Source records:

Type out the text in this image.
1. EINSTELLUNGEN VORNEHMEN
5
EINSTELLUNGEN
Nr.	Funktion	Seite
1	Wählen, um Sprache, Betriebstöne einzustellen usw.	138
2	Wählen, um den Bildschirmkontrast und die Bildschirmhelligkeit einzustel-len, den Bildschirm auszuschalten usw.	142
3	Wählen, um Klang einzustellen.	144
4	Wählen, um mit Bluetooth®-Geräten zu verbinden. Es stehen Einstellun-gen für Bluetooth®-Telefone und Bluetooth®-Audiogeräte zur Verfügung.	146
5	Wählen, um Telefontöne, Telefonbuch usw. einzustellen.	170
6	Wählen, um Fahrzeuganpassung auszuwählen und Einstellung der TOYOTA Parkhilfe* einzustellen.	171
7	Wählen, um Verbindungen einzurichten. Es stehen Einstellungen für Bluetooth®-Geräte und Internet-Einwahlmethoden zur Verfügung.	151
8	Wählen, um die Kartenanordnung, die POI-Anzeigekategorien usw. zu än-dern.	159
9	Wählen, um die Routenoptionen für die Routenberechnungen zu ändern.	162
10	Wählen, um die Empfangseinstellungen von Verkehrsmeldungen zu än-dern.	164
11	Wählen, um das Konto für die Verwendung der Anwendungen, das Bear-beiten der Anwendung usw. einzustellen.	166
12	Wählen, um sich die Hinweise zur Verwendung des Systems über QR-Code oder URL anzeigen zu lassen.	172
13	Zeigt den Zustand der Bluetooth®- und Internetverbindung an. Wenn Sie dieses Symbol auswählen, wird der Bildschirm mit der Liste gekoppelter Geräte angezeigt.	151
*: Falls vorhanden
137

[Short task]
Gather each line in the data that holds the string "Bildschirm".

[Reply to the task]
2	Wählen, um den Bildschirmkontrast und die Bildschirmhelligkeit einzustel-len, den Bildschirm auszuschalten usw.	142
13	Zeigt den Zustand der Bluetooth®- und Internetverbindung an. Wenn Sie dieses Symbol auswählen, wird der Bildschirm mit der Liste gekoppelter Geräte angezeigt.	151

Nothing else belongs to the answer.